_DATA PROVIDED:_
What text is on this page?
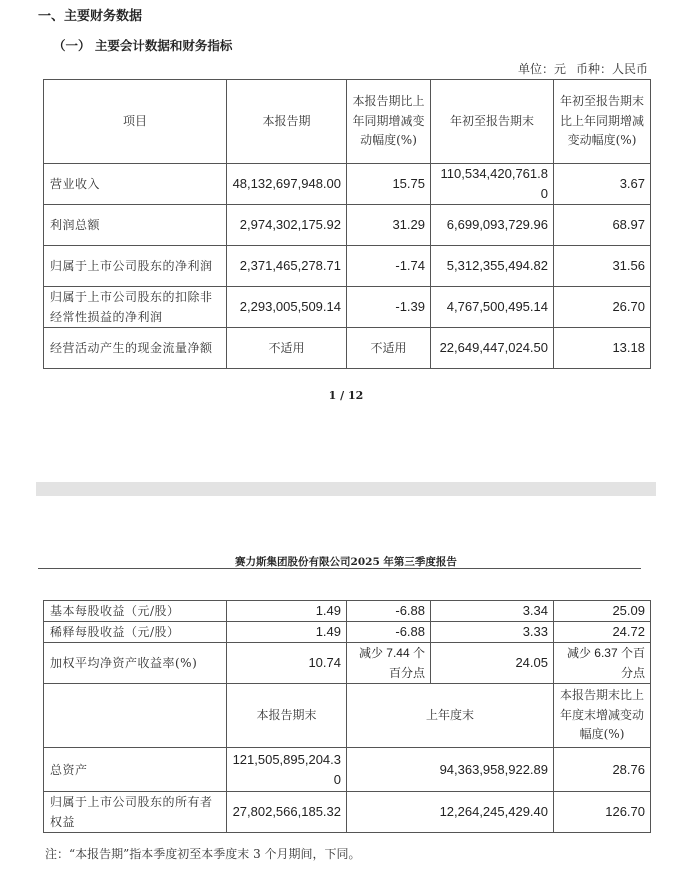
一、主要财务数据
（一） 主要会计数据和财务指标
单位：元 币种：人民币
项目	本报告期	本报告期比上年同期增减变动幅度(%)	年初至报告期末	年初至报告期末比上年同期增减变动幅度(%)
营业收入	48,132,697,948.00	15.75	110,534,420,761.80	3.67
利润总额	2,974,302,175.92	31.29	6,699,093,729.96	68.97
归属于上市公司股东的净利润	2,371,465,278.71	-1.74	5,312,355,494.82	31.56
归属于上市公司股东的扣除非经常性损益的净利润	2,293,005,509.14	-1.39	4,767,500,495.14	26.70
经营活动产生的现金流量净额	不适用	不适用	22,649,447,024.50	13.18
1 / 12
赛力斯集团股份有限公司2025 年第三季度报告
基本每股收益（元/股）	1.49	-6.88	3.34	25.09
稀释每股收益（元/股）	1.49	-6.88	3.33	24.72
加权平均净资产收益率(%)	10.74	减少 7.44 个百分点	24.05	减少 6.37 个百分点
	本报告期末	上年度末		本报告期末比上年度末增减变动幅度(%)
总资产	121,505,895,204.30	94,363,958,922.89		28.76
归属于上市公司股东的所有者权益	27,802,566,185.32	12,264,245,429.40		126.70
注：“本报告期”指本季度初至本季度末 3 个月期间，下同。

_EXERCISE DESCRIPTION:_ Give the data again exactly as written, with all pictures left out.

_THE RESPONSE:_
What text is on this page?
一、主要财务数据
（一） 主要会计数据和财务指标
单位：元 币种：人民币
项目	本报告期	本报告期比上年同期增减变动幅度(%)	年初至报告期末	年初至报告期末比上年同期增减变动幅度(%)
营业收入	48,132,697,948.00	15.75	110,534,420,761.80	3.67
利润总额	2,974,302,175.92	31.29	6,699,093,729.96	68.97
归属于上市公司股东的净利润	2,371,465,278.71	-1.74	5,312,355,494.82	31.56
归属于上市公司股东的扣除非经常性损益的净利润	2,293,005,509.14	-1.39	4,767,500,495.14	26.70
经营活动产生的现金流量净额	不适用	不适用	22,649,447,024.50	13.18
1 / 12
赛力斯集团股份有限公司2025 年第三季度报告
基本每股收益（元/股）	1.49	-6.88	3.34	25.09
稀释每股收益（元/股）	1.49	-6.88	3.33	24.72
加权平均净资产收益率(%)	10.74	减少 7.44 个百分点	24.05	减少 6.37 个百分点
	本报告期末	上年度末		本报告期末比上年度末增减变动幅度(%)
总资产	121,505,895,204.30	94,363,958,922.89		28.76
归属于上市公司股东的所有者权益	27,802,566,185.32	12,264,245,429.40		126.70
注：“本报告期”指本季度初至本季度末 3 个月期间，下同。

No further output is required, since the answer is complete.